— start —

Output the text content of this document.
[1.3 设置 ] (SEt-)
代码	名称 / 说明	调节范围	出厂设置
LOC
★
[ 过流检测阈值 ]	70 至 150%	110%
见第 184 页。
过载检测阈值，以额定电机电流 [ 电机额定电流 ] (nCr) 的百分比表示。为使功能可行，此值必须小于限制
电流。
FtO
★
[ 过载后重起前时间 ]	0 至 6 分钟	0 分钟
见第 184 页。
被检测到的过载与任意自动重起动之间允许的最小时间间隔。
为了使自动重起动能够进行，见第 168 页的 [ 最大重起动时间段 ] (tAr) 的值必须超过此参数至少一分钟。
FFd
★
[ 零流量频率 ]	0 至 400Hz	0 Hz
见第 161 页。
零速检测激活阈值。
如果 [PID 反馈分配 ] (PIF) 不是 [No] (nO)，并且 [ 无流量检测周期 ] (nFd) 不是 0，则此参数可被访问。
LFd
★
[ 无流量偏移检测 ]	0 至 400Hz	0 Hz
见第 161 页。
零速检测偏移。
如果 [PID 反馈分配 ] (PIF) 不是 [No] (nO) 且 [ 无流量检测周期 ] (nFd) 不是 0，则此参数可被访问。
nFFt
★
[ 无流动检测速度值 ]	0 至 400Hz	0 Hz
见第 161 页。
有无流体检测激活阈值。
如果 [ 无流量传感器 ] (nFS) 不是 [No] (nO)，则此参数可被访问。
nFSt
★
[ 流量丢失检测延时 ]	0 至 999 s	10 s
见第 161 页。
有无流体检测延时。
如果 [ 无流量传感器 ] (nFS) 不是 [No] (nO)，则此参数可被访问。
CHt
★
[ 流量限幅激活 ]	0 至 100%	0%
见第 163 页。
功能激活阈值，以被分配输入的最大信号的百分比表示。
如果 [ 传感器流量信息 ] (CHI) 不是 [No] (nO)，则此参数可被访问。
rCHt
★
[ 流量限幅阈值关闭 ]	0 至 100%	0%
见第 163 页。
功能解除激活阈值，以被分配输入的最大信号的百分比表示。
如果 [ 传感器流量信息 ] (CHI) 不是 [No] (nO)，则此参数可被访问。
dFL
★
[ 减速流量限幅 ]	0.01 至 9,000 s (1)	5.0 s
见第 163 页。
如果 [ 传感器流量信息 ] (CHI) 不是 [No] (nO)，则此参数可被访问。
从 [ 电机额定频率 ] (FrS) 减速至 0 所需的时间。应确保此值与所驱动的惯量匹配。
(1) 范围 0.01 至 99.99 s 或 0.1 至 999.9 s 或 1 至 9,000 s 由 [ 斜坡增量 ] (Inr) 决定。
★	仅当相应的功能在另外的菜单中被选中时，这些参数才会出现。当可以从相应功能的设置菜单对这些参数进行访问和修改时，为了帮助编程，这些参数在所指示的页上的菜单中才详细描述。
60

— end —
— start —

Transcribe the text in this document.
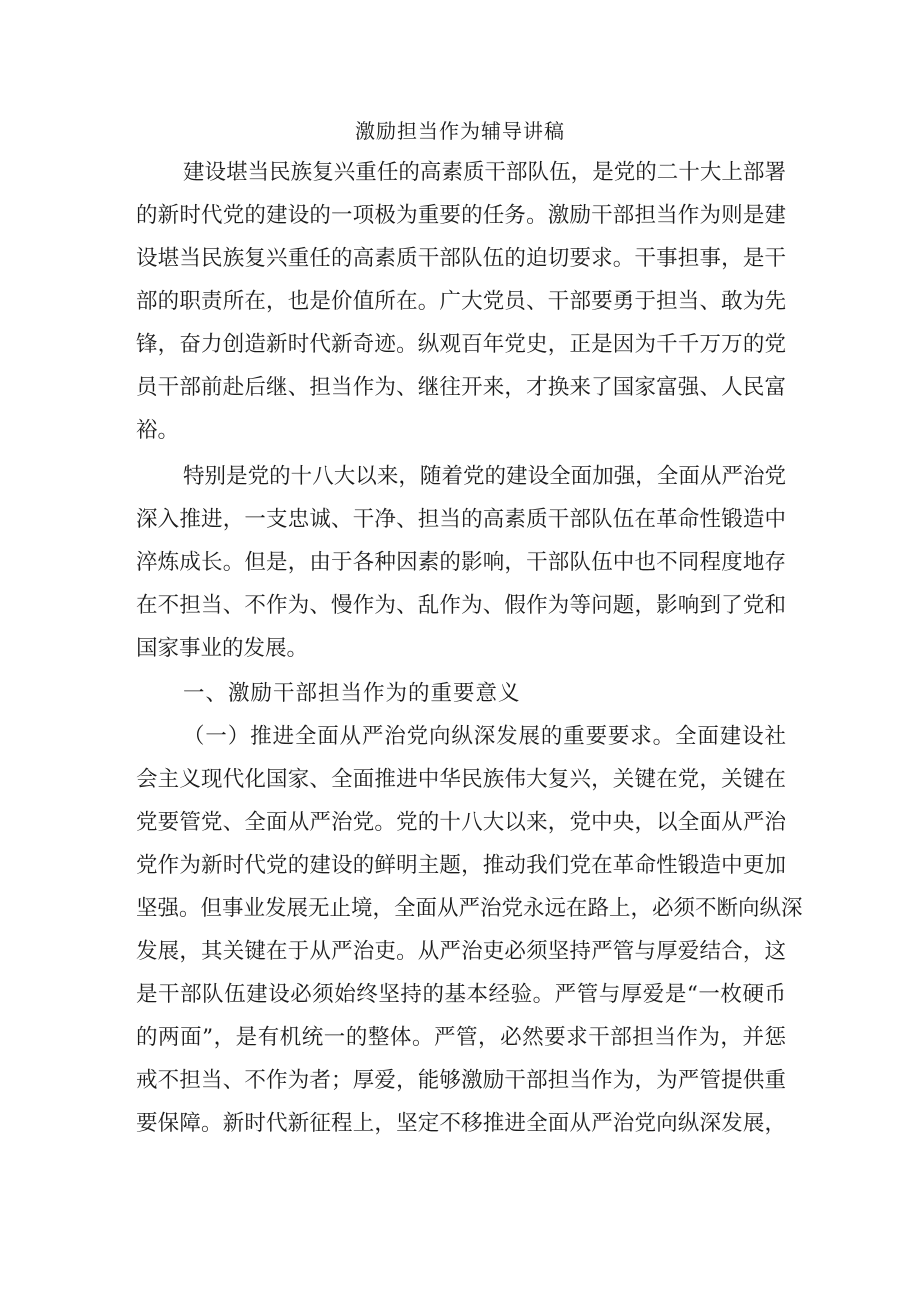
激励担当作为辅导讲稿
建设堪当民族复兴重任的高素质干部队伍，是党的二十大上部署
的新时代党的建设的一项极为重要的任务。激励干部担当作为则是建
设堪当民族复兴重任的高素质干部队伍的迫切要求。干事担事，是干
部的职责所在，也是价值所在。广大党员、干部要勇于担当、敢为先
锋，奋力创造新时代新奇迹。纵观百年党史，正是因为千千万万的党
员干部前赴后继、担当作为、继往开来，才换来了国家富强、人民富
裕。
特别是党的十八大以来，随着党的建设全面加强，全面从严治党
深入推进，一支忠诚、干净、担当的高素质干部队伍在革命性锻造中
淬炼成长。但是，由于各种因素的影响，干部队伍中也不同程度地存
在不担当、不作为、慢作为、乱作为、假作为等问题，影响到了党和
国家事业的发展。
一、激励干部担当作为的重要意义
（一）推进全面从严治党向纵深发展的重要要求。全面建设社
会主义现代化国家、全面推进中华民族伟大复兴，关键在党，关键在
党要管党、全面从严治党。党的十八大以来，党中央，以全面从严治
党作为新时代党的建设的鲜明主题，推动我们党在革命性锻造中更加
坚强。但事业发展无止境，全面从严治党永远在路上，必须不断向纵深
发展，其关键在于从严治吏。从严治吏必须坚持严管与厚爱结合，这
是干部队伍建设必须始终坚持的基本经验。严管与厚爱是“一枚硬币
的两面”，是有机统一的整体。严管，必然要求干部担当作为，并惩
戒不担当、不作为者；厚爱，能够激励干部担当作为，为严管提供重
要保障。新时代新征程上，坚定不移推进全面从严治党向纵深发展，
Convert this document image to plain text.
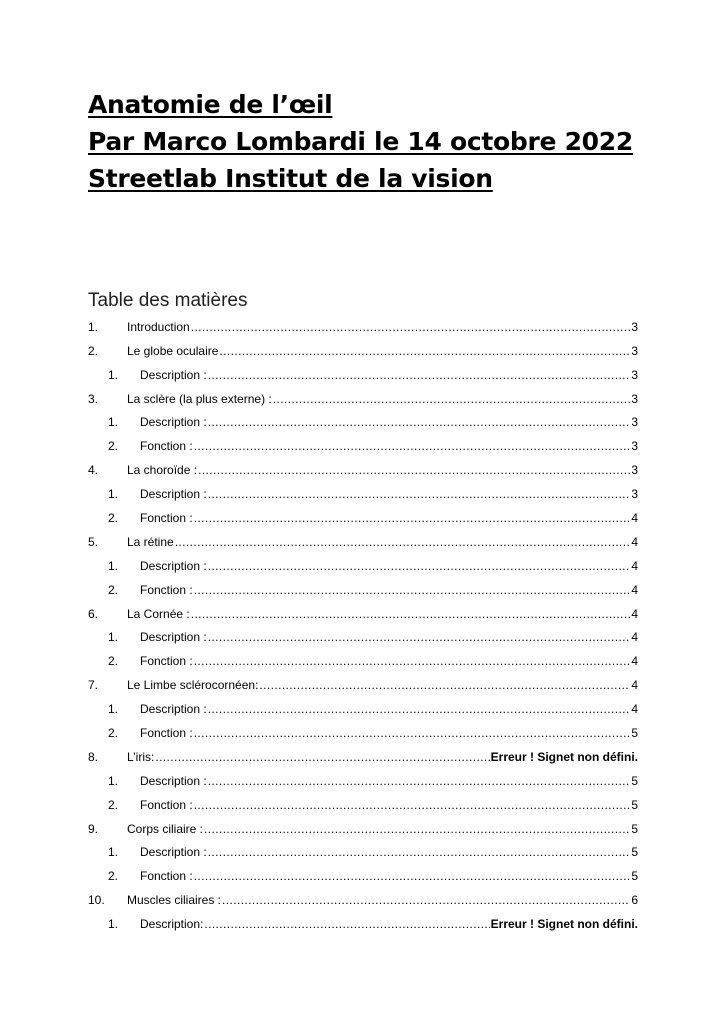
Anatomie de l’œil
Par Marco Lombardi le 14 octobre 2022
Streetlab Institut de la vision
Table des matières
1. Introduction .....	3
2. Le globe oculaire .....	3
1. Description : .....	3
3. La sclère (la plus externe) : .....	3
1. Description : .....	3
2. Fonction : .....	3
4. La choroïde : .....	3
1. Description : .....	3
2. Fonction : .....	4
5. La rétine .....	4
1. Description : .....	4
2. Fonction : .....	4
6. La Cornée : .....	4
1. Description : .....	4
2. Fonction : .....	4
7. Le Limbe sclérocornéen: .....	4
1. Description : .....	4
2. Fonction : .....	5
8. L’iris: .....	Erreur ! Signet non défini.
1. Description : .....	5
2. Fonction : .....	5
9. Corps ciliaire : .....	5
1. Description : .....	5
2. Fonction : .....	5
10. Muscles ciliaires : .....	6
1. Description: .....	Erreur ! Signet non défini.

— end —

**Set task**
How many lines of the listing above include the word "this"? Reply with the number alone.

**Expected answer**
3